Set out every line bearing the string "Colour".

## Material
═══

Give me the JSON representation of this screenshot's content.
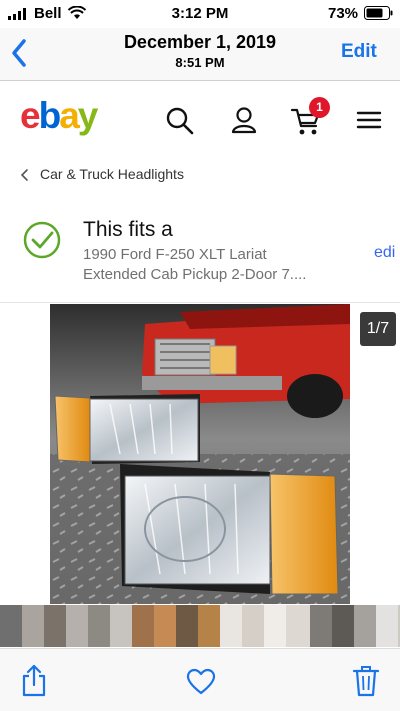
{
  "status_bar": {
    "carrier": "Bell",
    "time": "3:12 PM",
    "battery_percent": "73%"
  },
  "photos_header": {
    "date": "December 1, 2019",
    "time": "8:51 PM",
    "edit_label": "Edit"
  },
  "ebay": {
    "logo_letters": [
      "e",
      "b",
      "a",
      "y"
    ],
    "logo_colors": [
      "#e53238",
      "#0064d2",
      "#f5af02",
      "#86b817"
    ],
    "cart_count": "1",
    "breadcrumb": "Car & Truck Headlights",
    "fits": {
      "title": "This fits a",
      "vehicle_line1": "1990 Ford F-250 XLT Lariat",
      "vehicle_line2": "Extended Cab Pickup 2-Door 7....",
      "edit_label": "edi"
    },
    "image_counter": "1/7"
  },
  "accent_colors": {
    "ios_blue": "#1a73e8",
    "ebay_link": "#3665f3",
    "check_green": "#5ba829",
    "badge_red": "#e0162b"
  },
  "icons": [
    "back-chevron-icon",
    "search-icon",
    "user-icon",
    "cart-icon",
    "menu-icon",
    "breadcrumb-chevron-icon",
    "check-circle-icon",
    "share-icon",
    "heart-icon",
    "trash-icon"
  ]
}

═══

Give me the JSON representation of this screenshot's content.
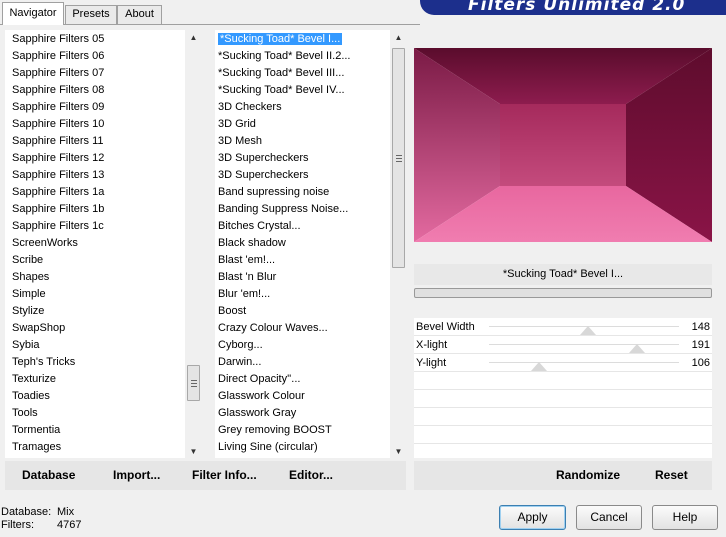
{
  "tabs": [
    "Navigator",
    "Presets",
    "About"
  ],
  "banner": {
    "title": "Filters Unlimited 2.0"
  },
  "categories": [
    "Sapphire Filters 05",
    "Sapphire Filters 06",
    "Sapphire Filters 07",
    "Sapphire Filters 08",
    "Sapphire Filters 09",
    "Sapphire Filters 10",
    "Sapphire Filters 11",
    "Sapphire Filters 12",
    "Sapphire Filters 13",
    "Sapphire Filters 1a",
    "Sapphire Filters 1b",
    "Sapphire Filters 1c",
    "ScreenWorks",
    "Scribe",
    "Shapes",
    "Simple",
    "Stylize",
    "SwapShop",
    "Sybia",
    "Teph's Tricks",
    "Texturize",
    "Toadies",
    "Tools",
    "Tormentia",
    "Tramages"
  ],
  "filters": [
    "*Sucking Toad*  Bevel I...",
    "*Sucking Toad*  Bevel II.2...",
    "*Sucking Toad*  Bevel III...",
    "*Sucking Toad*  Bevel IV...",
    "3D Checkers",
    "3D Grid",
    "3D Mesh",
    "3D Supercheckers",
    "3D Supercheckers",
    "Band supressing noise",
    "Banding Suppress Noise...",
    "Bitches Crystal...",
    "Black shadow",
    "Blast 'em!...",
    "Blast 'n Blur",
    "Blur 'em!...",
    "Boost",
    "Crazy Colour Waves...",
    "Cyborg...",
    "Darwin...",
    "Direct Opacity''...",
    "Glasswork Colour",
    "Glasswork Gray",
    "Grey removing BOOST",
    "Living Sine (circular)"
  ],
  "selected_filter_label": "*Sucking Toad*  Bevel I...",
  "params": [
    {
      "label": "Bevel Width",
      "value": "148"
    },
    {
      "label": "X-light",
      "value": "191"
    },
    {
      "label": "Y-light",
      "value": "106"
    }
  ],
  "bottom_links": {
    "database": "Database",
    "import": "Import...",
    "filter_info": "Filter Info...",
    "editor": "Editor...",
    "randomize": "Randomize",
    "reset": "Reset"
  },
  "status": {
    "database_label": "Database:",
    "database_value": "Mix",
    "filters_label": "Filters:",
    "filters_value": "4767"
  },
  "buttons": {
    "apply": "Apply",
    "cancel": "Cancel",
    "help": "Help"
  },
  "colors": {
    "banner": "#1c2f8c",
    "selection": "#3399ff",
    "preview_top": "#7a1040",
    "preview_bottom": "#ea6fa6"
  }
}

═══

## Problem solution
    "Crazy Colour Waves...",
    "Glasswork Colour",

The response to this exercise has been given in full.